SET PROBLEM –
Among the records below, find each line that includes the string "ylabel" and copy it.

::::

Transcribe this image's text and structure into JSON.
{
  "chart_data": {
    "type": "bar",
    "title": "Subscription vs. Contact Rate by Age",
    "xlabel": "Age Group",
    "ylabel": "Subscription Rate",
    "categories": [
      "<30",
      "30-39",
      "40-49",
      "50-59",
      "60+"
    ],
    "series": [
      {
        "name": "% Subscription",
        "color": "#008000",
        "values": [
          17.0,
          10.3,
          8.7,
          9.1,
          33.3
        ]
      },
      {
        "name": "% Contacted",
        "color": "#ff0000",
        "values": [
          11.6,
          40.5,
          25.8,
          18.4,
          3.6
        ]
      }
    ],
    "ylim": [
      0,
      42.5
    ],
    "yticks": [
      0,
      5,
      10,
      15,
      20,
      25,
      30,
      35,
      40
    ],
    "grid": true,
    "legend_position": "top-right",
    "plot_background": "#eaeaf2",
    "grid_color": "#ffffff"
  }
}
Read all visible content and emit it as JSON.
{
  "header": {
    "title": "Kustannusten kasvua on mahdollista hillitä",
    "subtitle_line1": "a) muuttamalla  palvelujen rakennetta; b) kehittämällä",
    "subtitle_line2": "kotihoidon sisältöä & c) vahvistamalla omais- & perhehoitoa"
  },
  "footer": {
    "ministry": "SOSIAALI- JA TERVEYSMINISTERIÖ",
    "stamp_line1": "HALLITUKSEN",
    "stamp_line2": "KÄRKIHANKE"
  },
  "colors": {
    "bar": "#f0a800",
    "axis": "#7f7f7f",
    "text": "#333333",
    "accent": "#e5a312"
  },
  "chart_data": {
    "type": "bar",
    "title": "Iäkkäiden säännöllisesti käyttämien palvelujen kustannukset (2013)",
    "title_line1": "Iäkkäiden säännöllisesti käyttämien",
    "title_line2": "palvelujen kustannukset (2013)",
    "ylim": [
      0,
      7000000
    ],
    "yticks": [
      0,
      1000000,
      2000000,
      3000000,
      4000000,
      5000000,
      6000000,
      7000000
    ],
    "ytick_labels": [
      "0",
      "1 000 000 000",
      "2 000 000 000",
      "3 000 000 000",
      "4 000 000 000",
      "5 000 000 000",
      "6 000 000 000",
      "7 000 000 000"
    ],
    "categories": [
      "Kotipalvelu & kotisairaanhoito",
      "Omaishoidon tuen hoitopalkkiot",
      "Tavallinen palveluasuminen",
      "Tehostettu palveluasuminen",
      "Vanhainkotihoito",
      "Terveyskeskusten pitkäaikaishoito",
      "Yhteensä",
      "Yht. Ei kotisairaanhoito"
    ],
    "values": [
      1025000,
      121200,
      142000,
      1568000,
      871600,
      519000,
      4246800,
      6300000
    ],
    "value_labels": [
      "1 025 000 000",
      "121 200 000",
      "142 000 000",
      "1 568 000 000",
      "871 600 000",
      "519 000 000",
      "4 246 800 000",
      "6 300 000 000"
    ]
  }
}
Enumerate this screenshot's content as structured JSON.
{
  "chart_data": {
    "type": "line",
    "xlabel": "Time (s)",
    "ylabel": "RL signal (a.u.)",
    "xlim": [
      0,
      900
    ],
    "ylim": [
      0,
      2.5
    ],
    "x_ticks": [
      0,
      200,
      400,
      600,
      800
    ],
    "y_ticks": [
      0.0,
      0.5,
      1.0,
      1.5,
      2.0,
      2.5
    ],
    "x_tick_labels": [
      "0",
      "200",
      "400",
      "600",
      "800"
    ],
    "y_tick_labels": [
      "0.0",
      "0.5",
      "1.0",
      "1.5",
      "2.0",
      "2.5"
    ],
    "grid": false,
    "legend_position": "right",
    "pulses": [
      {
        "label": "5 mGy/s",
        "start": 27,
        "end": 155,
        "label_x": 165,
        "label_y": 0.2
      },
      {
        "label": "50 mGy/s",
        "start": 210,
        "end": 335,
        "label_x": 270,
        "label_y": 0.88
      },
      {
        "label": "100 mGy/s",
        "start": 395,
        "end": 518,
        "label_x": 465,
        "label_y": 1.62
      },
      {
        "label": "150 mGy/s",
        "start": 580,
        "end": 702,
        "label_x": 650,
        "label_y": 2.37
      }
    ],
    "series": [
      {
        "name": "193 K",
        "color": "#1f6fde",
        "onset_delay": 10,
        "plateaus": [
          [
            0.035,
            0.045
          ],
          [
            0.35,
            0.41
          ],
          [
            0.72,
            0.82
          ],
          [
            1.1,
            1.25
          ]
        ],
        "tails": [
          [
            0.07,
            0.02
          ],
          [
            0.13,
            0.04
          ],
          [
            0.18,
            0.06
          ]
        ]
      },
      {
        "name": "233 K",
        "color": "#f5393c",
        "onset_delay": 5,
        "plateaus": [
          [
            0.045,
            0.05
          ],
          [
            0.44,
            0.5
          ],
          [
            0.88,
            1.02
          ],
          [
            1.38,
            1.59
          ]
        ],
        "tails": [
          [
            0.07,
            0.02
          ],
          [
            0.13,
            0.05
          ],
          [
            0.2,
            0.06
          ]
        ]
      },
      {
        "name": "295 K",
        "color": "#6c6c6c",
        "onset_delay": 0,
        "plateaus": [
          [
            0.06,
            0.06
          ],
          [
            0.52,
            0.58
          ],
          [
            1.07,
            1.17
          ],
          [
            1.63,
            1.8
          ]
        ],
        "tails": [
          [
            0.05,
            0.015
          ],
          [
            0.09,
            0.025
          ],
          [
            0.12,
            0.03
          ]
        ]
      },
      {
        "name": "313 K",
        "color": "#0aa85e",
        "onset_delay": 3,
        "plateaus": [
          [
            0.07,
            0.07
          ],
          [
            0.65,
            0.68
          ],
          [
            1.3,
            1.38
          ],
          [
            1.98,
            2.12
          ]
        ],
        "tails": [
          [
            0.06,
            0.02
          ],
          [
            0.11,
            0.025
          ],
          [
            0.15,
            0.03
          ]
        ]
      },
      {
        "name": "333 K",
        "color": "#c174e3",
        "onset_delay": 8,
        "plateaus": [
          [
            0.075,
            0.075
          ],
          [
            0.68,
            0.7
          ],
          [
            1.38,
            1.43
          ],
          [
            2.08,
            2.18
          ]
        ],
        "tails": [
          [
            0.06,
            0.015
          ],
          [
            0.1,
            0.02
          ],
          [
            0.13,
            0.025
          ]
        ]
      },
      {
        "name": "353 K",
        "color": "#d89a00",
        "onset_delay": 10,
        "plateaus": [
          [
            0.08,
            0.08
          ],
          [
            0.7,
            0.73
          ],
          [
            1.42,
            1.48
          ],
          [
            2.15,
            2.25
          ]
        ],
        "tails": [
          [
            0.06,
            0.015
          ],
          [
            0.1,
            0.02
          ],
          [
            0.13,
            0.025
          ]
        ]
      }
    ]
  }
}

::::

OUTPUT OF THE EXERCISE –
    "ylabel": "Subscription Rate",
    "ylabel": "RL signal (a.u.)",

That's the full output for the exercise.